* Aim *
Below are the records. List every line holding the word "true".

(Dataset rows)
========================================================================
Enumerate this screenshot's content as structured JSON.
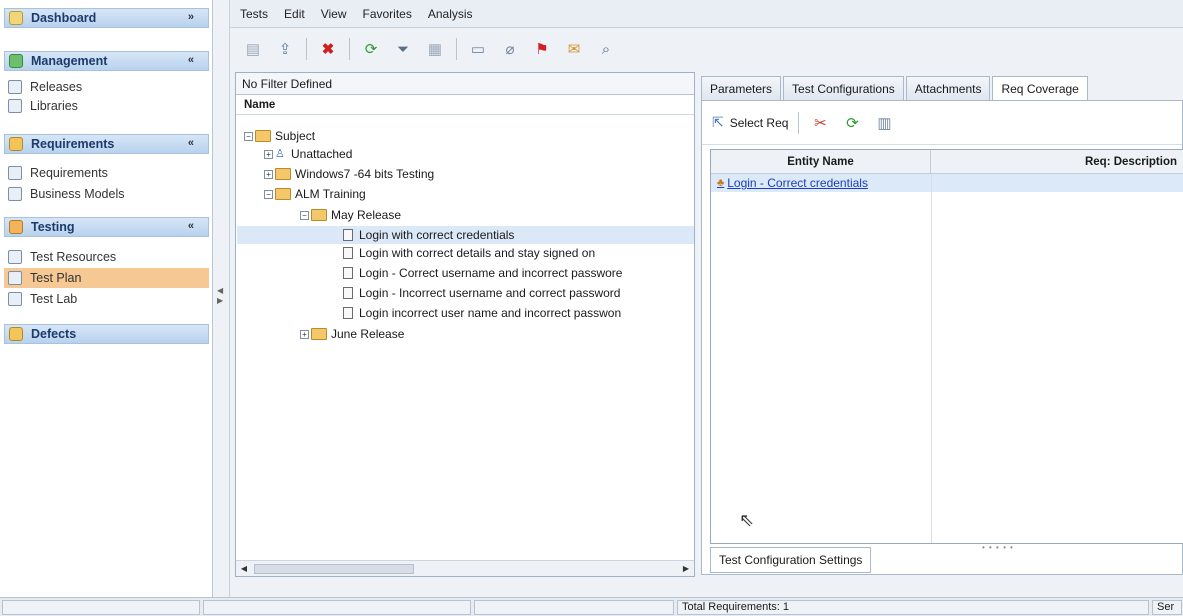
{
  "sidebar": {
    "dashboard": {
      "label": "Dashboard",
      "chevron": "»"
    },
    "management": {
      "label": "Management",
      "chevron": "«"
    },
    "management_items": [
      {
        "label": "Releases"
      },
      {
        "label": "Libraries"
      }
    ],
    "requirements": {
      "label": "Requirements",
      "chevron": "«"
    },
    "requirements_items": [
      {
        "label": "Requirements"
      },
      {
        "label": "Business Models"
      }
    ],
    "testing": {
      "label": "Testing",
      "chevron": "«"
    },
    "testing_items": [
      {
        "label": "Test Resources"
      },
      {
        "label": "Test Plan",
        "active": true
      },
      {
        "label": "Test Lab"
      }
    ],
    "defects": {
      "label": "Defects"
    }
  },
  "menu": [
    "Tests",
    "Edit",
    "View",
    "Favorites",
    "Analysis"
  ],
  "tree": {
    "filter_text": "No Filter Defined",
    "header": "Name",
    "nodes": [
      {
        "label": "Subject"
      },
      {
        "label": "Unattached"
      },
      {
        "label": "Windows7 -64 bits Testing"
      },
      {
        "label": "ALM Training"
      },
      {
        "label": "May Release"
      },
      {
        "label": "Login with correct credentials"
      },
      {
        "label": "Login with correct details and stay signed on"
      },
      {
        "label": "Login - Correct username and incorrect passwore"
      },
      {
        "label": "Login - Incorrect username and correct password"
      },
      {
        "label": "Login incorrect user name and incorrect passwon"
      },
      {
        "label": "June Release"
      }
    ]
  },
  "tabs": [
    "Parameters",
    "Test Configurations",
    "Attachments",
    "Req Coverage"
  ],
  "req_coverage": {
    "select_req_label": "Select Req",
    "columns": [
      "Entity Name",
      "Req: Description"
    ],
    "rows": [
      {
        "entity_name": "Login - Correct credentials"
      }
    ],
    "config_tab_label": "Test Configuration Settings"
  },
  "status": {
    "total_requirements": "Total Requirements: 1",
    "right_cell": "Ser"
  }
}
========================================================================
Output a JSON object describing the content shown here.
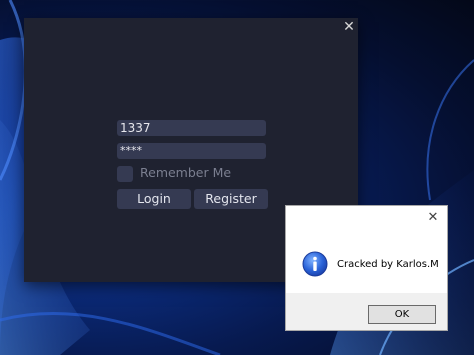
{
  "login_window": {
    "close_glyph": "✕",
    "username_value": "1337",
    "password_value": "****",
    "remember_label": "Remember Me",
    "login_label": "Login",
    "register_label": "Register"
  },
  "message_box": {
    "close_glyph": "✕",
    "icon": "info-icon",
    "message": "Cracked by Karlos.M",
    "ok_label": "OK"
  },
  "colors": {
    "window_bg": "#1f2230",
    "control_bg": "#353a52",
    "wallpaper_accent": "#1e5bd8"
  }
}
========================================================================
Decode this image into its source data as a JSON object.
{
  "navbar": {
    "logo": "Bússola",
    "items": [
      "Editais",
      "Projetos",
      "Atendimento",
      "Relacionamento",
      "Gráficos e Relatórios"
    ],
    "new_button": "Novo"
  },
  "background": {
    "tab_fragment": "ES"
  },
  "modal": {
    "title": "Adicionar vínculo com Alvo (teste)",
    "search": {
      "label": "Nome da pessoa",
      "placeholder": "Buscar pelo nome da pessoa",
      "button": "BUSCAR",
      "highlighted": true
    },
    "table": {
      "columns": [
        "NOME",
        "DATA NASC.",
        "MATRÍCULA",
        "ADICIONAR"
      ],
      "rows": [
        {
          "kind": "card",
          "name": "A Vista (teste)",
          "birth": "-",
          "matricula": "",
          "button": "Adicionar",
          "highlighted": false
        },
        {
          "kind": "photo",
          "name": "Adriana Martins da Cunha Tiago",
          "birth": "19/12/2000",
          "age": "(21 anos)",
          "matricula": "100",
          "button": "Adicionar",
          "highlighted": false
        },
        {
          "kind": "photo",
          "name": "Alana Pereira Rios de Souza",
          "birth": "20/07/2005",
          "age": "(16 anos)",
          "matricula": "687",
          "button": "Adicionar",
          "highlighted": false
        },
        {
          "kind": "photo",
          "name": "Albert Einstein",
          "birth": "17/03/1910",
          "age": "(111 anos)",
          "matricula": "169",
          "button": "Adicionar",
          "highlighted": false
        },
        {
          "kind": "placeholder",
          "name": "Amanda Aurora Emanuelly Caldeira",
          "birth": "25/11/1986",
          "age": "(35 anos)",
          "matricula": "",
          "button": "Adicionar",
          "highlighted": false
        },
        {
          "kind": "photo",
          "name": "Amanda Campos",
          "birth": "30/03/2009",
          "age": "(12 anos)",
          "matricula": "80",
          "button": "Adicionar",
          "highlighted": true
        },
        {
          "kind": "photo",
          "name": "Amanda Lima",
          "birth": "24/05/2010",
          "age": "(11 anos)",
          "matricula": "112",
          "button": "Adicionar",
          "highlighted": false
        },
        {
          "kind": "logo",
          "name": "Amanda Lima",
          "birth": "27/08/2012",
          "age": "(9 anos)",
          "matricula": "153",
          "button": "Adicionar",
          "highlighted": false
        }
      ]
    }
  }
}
========================================================================
* Answer to the task *
        "active": true
      "highlighted": true
          "highlighted": true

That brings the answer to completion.